▸ **PROBLEM TO WORK ON**
Exactly as written, retype the listing below, omitting the pictures.

Stored dataset items:
---

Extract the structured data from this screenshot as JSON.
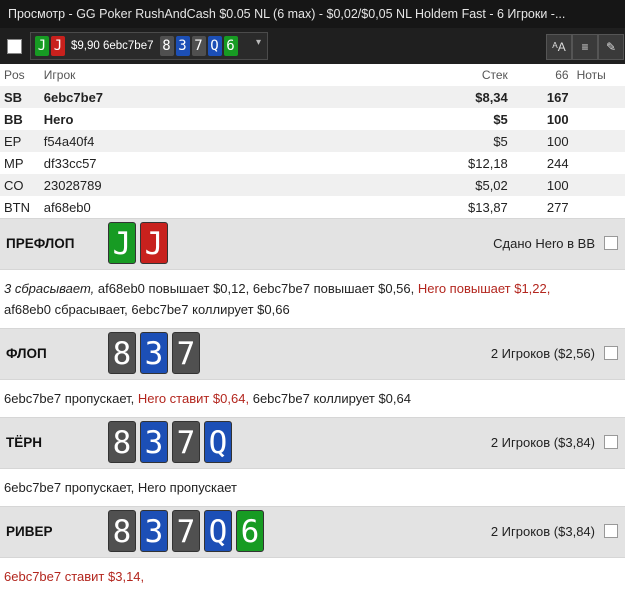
{
  "window": {
    "title": "Просмотр - GG Poker RushAndCash $0.05 NL (6 max) - $0,02/$0,05 NL Holdem Fast - 6 Игроки -..."
  },
  "toolbar": {
    "selector": {
      "hole_cards": [
        {
          "rank": "J",
          "color": "#179b23"
        },
        {
          "rank": "J",
          "color": "#c8211d"
        }
      ],
      "text": "$9,90 6ebc7be7",
      "board": [
        {
          "rank": "8",
          "color": "#505050"
        },
        {
          "rank": "3",
          "color": "#1c4fb6"
        },
        {
          "rank": "7",
          "color": "#505050"
        },
        {
          "rank": "Q",
          "color": "#1c4fb6"
        },
        {
          "rank": "6",
          "color": "#179b23"
        }
      ],
      "chevron": "▾"
    },
    "buttons": [
      {
        "name": "font-size-button",
        "icon": "font-size-icon",
        "glyph": "ᴬA"
      },
      {
        "name": "list-view-button",
        "icon": "list-icon",
        "glyph": "≡"
      },
      {
        "name": "edit-notes-button",
        "icon": "pencil-icon",
        "glyph": "✎"
      }
    ]
  },
  "players_table": {
    "headers": {
      "pos": "Pos",
      "player": "Игрок",
      "stack": "Стек",
      "col66": "66",
      "notes": "Ноты"
    },
    "rows": [
      {
        "pos": "SB",
        "player": "6ebc7be7",
        "stack": "$8,34",
        "col66": "167",
        "bold": true
      },
      {
        "pos": "BB",
        "player": "Hero",
        "stack": "$5",
        "col66": "100",
        "bold": true
      },
      {
        "pos": "EP",
        "player": "f54a40f4",
        "stack": "$5",
        "col66": "100",
        "bold": false
      },
      {
        "pos": "MP",
        "player": "df33cc57",
        "stack": "$12,18",
        "col66": "244",
        "bold": false
      },
      {
        "pos": "CO",
        "player": "23028789",
        "stack": "$5,02",
        "col66": "100",
        "bold": false
      },
      {
        "pos": "BTN",
        "player": "af68eb0",
        "stack": "$13,87",
        "col66": "277",
        "bold": false
      }
    ]
  },
  "streets": [
    {
      "name": "ПРЕФЛОП",
      "cards": [
        {
          "rank": "J",
          "color": "#179b23"
        },
        {
          "rank": "J",
          "color": "#c8211d"
        }
      ],
      "info": "Сдано Hero в BB",
      "actions": [
        {
          "text": "3 сбрасывает,",
          "style": "fold"
        },
        {
          "text": "af68eb0 повышает $0,12,",
          "style": "normal"
        },
        {
          "text": "6ebc7be7 повышает $0,56,",
          "style": "normal"
        },
        {
          "text": "Hero повышает $1,22,",
          "style": "hero"
        },
        {
          "text": "af68eb0 сбрасывает,",
          "style": "normal"
        },
        {
          "text": "6ebc7be7 коллирует $0,66",
          "style": "normal"
        }
      ]
    },
    {
      "name": "ФЛОП",
      "cards": [
        {
          "rank": "8",
          "color": "#505050"
        },
        {
          "rank": "3",
          "color": "#1c4fb6"
        },
        {
          "rank": "7",
          "color": "#505050"
        }
      ],
      "info": "2 Игроков ($2,56)",
      "actions": [
        {
          "text": "6ebc7be7 пропускает,",
          "style": "normal"
        },
        {
          "text": "Hero ставит $0,64,",
          "style": "hero"
        },
        {
          "text": "6ebc7be7 коллирует $0,64",
          "style": "normal"
        }
      ]
    },
    {
      "name": "ТЁРН",
      "cards": [
        {
          "rank": "8",
          "color": "#505050"
        },
        {
          "rank": "3",
          "color": "#1c4fb6"
        },
        {
          "rank": "7",
          "color": "#505050"
        },
        {
          "rank": "Q",
          "color": "#1c4fb6"
        }
      ],
      "info": "2 Игроков ($3,84)",
      "actions": [
        {
          "text": "6ebc7be7 пропускает,",
          "style": "normal"
        },
        {
          "text": "Hero пропускает",
          "style": "normal"
        }
      ]
    },
    {
      "name": "РИВЕР",
      "cards": [
        {
          "rank": "8",
          "color": "#505050"
        },
        {
          "rank": "3",
          "color": "#1c4fb6"
        },
        {
          "rank": "7",
          "color": "#505050"
        },
        {
          "rank": "Q",
          "color": "#1c4fb6"
        },
        {
          "rank": "6",
          "color": "#179b23"
        }
      ],
      "info": "2 Игроков ($3,84)",
      "actions": [
        {
          "text": "6ebc7be7 ставит $3,14,",
          "style": "hero"
        }
      ]
    }
  ]
}
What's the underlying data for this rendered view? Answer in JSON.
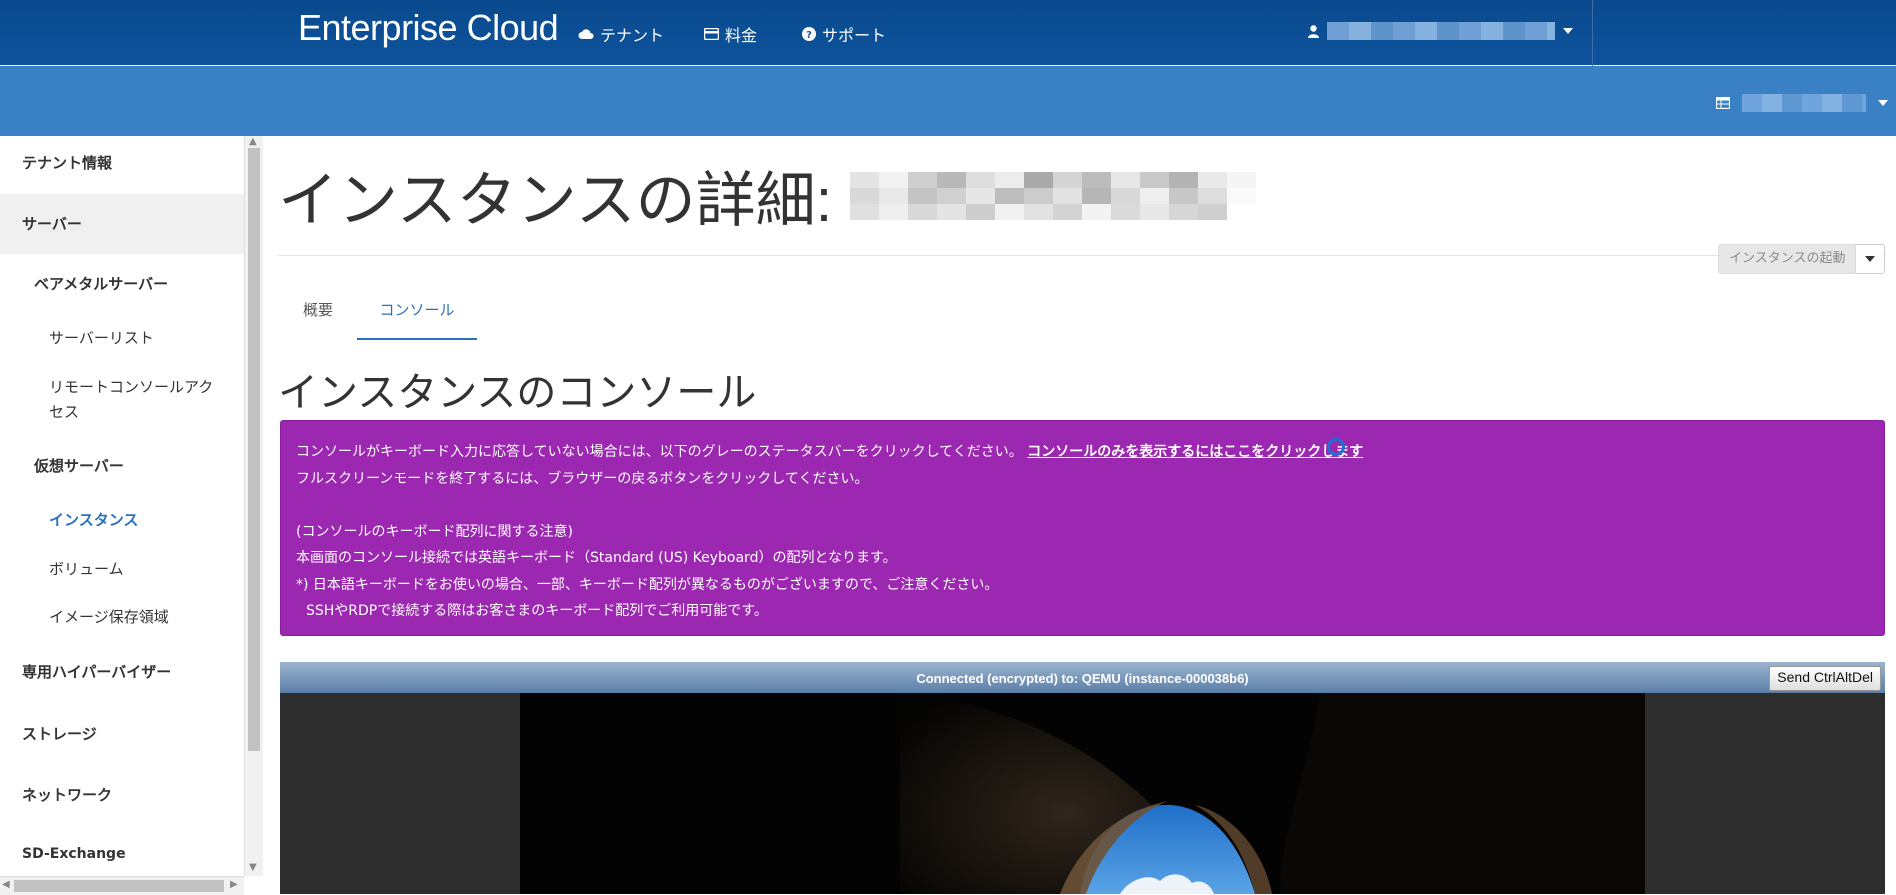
{
  "topnav": {
    "brand": "Enterprise Cloud",
    "items": [
      {
        "label": "テナント",
        "icon": "cloud-icon"
      },
      {
        "label": "料金",
        "icon": "credit-card-icon"
      },
      {
        "label": "サポート",
        "icon": "question-circle-icon"
      }
    ],
    "user_icon": "user-icon"
  },
  "subbar": {
    "region_icon": "table-icon"
  },
  "sidebar": {
    "items": [
      {
        "label": "テナント情報"
      },
      {
        "label": "サーバー"
      },
      {
        "label": "ベアメタルサーバー"
      },
      {
        "label": "サーバーリスト"
      },
      {
        "label": "リモートコンソールアク"
      },
      {
        "label": "セス"
      },
      {
        "label": "仮想サーバー"
      },
      {
        "label": "インスタンス"
      },
      {
        "label": "ボリューム"
      },
      {
        "label": "イメージ保存領域"
      },
      {
        "label": "専用ハイパーバイザー"
      },
      {
        "label": "ストレージ"
      },
      {
        "label": "ネットワーク"
      },
      {
        "label": "SD-Exchange"
      }
    ]
  },
  "main": {
    "title": "インスタンスの詳細:",
    "action_button": "インスタンスの起動",
    "tabs": [
      {
        "label": "概要"
      },
      {
        "label": "コンソール"
      }
    ],
    "section_title": "インスタンスのコンソール",
    "notice": {
      "line1": "コンソールがキーボード入力に応答していない場合には、以下のグレーのステータスバーをクリックしてください。",
      "line1_link": "コンソールのみを表示するにはここをクリックします",
      "line2": "フルスクリーンモードを終了するには、ブラウザーの戻るボタンをクリックしてください。",
      "line3": "",
      "line4": "(コンソールのキーボード配列に関する注意)",
      "line5": "本画面のコンソール接続では英語キーボード（Standard (US) Keyboard）の配列となります。",
      "line6": "*) 日本語キーボードをお使いの場合、一部、キーボード配列が異なるものがございますので、ご注意ください。",
      "line7": "SSHやRDPで接続する際はお客さまのキーボード配列でご利用可能です。"
    },
    "console": {
      "status": "Connected (encrypted) to: QEMU (instance-000038b6)",
      "send_button": "Send CtrlAltDel"
    }
  }
}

---

▸ **COMPLETED TASK**
Extract the structured data from this screenshot as JSON.
{
  "window": {
    "title": "Просмотр - GG Poker RushAndCash $0.05 NL (6 max) - $0,02/$0,05 NL Holdem Fast - 6 Игроки -..."
  },
  "toolbar": {
    "selector": {
      "hole_cards": [
        {
          "rank": "J",
          "color": "#179b23"
        },
        {
          "rank": "J",
          "color": "#c8211d"
        }
      ],
      "text": "$9,90 6ebc7be7",
      "board": [
        {
          "rank": "8",
          "color": "#505050"
        },
        {
          "rank": "3",
          "color": "#1c4fb6"
        },
        {
          "rank": "7",
          "color": "#505050"
        },
        {
          "rank": "Q",
          "color": "#1c4fb6"
        },
        {
          "rank": "6",
          "color": "#179b23"
        }
      ],
      "chevron": "▾"
    },
    "buttons": [
      {
        "name": "font-size-button",
        "icon": "font-size-icon",
        "glyph": "ᴬA"
      },
      {
        "name": "list-view-button",
        "icon": "list-icon",
        "glyph": "≡"
      },
      {
        "name": "edit-notes-button",
        "icon": "pencil-icon",
        "glyph": "✎"
      }
    ]
  },
  "players_table": {
    "headers": {
      "pos": "Pos",
      "player": "Игрок",
      "stack": "Стек",
      "col66": "66",
      "notes": "Ноты"
    },
    "rows": [
      {
        "pos": "SB",
        "player": "6ebc7be7",
        "stack": "$8,34",
        "col66": "167",
        "bold": true
      },
      {
        "pos": "BB",
        "player": "Hero",
        "stack": "$5",
        "col66": "100",
        "bold": true
      },
      {
        "pos": "EP",
        "player": "f54a40f4",
        "stack": "$5",
        "col66": "100",
        "bold": false
      },
      {
        "pos": "MP",
        "player": "df33cc57",
        "stack": "$12,18",
        "col66": "244",
        "bold": false
      },
      {
        "pos": "CO",
        "player": "23028789",
        "stack": "$5,02",
        "col66": "100",
        "bold": false
      },
      {
        "pos": "BTN",
        "player": "af68eb0",
        "stack": "$13,87",
        "col66": "277",
        "bold": false
      }
    ]
  },
  "streets": [
    {
      "name": "ПРЕФЛОП",
      "cards": [
        {
          "rank": "J",
          "color": "#179b23"
        },
        {
          "rank": "J",
          "color": "#c8211d"
        }
      ],
      "info": "Сдано Hero в BB",
      "actions": [
        {
          "text": "3 сбрасывает,",
          "style": "fold"
        },
        {
          "text": "af68eb0 повышает $0,12,",
          "style": "normal"
        },
        {
          "text": "6ebc7be7 повышает $0,56,",
          "style": "normal"
        },
        {
          "text": "Hero повышает $1,22,",
          "style": "hero"
        },
        {
          "text": "af68eb0 сбрасывает,",
          "style": "normal"
        },
        {
          "text": "6ebc7be7 коллирует $0,66",
          "style": "normal"
        }
      ]
    },
    {
      "name": "ФЛОП",
      "cards": [
        {
          "rank": "8",
          "color": "#505050"
        },
        {
          "rank": "3",
          "color": "#1c4fb6"
        },
        {
          "rank": "7",
          "color": "#505050"
        }
      ],
      "info": "2 Игроков ($2,56)",
      "actions": [
        {
          "text": "6ebc7be7 пропускает,",
          "style": "normal"
        },
        {
          "text": "Hero ставит $0,64,",
          "style": "hero"
        },
        {
          "text": "6ebc7be7 коллирует $0,64",
          "style": "normal"
        }
      ]
    },
    {
      "name": "ТЁРН",
      "cards": [
        {
          "rank": "8",
          "color": "#505050"
        },
        {
          "rank": "3",
          "color": "#1c4fb6"
        },
        {
          "rank": "7",
          "color": "#505050"
        },
        {
          "rank": "Q",
          "color": "#1c4fb6"
        }
      ],
      "info": "2 Игроков ($3,84)",
      "actions": [
        {
          "text": "6ebc7be7 пропускает,",
          "style": "normal"
        },
        {
          "text": "Hero пропускает",
          "style": "normal"
        }
      ]
    },
    {
      "name": "РИВЕР",
      "cards": [
        {
          "rank": "8",
          "color": "#505050"
        },
        {
          "rank": "3",
          "color": "#1c4fb6"
        },
        {
          "rank": "7",
          "color": "#505050"
        },
        {
          "rank": "Q",
          "color": "#1c4fb6"
        },
        {
          "rank": "6",
          "color": "#179b23"
        }
      ],
      "info": "2 Игроков ($3,84)",
      "actions": [
        {
          "text": "6ebc7be7 ставит $3,14,",
          "style": "hero"
        }
      ]
    }
  ]
}
What's the underlying data for this rendered view? Answer in JSON.
{
  "topnav": {
    "brand": "Enterprise Cloud",
    "items": [
      {
        "label": "テナント",
        "icon": "cloud-icon"
      },
      {
        "label": "料金",
        "icon": "credit-card-icon"
      },
      {
        "label": "サポート",
        "icon": "question-circle-icon"
      }
    ],
    "user_icon": "user-icon"
  },
  "subbar": {
    "region_icon": "table-icon"
  },
  "sidebar": {
    "items": [
      {
        "label": "テナント情報"
      },
      {
        "label": "サーバー"
      },
      {
        "label": "ベアメタルサーバー"
      },
      {
        "label": "サーバーリスト"
      },
      {
        "label": "リモートコンソールアク"
      },
      {
        "label": "セス"
      },
      {
        "label": "仮想サーバー"
      },
      {
        "label": "インスタンス"
      },
      {
        "label": "ボリューム"
      },
      {
        "label": "イメージ保存領域"
      },
      {
        "label": "専用ハイパーバイザー"
      },
      {
        "label": "ストレージ"
      },
      {
        "label": "ネットワーク"
      },
      {
        "label": "SD-Exchange"
      }
    ]
  },
  "main": {
    "title": "インスタンスの詳細:",
    "action_button": "インスタンスの起動",
    "tabs": [
      {
        "label": "概要"
      },
      {
        "label": "コンソール"
      }
    ],
    "section_title": "インスタンスのコンソール",
    "notice": {
      "line1": "コンソールがキーボード入力に応答していない場合には、以下のグレーのステータスバーをクリックしてください。",
      "line1_link": "コンソールのみを表示するにはここをクリックします",
      "line2": "フルスクリーンモードを終了するには、ブラウザーの戻るボタンをクリックしてください。",
      "line3": "",
      "line4": "(コンソールのキーボード配列に関する注意)",
      "line5": "本画面のコンソール接続では英語キーボード（Standard (US) Keyboard）の配列となります。",
      "line6": "*) 日本語キーボードをお使いの場合、一部、キーボード配列が異なるものがございますので、ご注意ください。",
      "line7": "SSHやRDPで接続する際はお客さまのキーボード配列でご利用可能です。"
    },
    "console": {
      "status": "Connected (encrypted) to: QEMU (instance-000038b6)",
      "send_button": "Send CtrlAltDel"
    }
  }
}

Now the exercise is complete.